***** Dataset records *****
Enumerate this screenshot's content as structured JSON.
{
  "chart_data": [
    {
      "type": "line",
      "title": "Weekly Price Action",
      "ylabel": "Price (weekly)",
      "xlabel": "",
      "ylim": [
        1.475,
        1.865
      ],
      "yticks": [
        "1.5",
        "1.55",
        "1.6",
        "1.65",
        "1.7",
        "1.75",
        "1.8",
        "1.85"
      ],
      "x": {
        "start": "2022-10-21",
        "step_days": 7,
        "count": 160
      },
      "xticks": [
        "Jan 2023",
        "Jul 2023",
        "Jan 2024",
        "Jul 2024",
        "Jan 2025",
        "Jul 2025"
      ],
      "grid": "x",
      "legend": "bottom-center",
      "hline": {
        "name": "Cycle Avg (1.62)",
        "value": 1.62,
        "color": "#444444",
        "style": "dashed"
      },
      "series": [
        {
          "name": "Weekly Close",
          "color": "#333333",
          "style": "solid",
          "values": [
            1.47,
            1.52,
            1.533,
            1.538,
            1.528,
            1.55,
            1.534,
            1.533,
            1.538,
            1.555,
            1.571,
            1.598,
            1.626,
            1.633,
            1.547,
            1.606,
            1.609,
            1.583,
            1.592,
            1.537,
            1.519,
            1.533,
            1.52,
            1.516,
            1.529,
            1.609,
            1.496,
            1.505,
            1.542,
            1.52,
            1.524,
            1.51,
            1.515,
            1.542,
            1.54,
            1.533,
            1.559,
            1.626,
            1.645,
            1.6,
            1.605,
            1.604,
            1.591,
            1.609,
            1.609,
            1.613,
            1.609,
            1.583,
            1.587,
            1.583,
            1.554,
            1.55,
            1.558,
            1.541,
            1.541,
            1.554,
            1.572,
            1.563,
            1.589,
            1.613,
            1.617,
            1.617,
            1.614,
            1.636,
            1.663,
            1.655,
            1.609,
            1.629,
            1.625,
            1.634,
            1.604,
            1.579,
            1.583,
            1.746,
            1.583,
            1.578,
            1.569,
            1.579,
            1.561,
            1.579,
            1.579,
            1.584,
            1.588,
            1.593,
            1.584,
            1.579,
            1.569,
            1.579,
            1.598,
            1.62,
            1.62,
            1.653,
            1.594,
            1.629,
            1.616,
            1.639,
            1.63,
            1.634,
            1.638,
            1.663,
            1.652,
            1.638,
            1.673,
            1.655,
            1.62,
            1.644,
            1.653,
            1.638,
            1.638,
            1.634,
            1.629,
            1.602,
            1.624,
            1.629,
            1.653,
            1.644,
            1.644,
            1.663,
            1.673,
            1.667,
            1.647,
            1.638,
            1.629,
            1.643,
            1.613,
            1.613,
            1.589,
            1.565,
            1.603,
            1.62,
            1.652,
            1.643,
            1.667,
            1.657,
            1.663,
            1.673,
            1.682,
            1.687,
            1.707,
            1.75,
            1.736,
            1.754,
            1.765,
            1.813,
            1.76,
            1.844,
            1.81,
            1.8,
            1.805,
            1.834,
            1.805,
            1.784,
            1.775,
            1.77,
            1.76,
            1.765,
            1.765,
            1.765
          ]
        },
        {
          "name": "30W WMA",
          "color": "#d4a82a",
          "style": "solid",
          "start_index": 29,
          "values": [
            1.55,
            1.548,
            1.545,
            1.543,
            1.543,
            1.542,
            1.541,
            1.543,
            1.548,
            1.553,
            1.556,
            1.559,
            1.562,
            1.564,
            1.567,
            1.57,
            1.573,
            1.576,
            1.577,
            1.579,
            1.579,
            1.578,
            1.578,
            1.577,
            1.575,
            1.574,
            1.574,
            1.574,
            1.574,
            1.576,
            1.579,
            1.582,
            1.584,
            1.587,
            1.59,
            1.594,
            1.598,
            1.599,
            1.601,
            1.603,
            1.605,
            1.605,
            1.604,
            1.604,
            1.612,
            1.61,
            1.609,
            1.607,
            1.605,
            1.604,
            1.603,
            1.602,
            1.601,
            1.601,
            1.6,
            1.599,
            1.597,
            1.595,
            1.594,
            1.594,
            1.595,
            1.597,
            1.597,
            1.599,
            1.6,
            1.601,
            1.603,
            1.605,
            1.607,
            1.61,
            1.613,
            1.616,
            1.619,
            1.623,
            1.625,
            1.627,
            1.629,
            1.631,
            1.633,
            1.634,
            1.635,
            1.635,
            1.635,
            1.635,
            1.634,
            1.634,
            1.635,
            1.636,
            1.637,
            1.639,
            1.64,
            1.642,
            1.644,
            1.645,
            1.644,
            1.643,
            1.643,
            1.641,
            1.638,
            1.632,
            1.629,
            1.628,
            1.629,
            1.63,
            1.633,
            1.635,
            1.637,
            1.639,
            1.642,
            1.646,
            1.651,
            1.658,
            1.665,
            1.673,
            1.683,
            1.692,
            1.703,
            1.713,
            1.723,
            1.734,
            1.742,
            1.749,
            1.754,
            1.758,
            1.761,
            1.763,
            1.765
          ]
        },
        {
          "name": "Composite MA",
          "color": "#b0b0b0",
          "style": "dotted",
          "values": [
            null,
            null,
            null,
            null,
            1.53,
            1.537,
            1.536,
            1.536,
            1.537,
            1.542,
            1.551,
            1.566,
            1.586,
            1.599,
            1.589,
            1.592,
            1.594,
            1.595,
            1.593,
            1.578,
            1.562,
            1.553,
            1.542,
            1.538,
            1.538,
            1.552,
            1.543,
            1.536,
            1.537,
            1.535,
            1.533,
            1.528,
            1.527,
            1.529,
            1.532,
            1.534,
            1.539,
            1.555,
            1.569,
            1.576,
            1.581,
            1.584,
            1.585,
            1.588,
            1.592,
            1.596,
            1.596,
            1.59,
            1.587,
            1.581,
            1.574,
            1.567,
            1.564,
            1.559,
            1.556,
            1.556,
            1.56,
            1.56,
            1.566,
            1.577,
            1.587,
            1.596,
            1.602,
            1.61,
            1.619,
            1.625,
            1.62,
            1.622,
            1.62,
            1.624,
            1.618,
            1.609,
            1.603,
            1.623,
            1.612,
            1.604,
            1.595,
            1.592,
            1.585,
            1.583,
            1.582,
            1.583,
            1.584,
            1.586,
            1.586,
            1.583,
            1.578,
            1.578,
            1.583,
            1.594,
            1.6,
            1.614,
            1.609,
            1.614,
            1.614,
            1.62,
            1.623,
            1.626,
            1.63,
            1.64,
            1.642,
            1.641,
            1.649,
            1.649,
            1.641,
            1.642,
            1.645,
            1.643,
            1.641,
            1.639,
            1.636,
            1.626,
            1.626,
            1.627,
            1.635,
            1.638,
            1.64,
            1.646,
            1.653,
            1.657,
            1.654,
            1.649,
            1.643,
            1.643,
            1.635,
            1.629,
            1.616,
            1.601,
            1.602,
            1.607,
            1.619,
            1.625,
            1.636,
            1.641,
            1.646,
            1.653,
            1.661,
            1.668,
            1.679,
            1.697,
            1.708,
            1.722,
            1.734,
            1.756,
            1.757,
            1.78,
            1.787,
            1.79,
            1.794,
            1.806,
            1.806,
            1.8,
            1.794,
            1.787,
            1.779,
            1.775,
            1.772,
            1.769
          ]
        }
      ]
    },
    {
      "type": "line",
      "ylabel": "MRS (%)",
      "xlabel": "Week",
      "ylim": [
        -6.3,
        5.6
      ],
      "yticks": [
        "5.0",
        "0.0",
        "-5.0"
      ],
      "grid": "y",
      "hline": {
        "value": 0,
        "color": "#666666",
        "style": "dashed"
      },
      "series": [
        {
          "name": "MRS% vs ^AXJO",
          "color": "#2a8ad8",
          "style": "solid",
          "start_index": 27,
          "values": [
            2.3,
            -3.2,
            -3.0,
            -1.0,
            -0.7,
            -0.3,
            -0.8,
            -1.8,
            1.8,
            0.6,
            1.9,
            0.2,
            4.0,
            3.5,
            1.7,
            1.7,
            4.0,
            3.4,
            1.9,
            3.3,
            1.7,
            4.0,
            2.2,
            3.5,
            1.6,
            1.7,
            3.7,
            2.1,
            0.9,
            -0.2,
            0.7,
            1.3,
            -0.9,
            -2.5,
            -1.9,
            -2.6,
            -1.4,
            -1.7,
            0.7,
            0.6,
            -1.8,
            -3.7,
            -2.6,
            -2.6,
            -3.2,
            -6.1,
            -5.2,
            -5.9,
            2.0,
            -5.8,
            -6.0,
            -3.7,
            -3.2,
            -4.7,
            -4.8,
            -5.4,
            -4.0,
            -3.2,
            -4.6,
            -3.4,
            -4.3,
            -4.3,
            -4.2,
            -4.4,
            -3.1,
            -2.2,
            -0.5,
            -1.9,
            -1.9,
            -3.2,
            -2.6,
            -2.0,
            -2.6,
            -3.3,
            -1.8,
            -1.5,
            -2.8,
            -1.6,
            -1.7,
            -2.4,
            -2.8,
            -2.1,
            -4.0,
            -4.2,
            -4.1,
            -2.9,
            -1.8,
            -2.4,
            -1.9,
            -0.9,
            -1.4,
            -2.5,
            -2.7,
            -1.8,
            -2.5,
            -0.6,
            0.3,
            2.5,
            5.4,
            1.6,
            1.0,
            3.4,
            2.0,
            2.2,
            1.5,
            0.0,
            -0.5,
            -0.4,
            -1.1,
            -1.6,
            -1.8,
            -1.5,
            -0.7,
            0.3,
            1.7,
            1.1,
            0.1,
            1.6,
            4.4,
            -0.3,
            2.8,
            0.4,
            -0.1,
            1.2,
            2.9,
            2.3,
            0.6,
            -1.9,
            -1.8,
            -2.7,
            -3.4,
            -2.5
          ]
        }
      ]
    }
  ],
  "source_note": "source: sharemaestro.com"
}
*****
Filter the records above and return every line that holds the word "color".

        "color": "#444444",
          "color": "#333333",
          "color": "#d4a82a",
          "color": "#b0b0b0",
        "color": "#666666",
          "color": "#2a8ad8",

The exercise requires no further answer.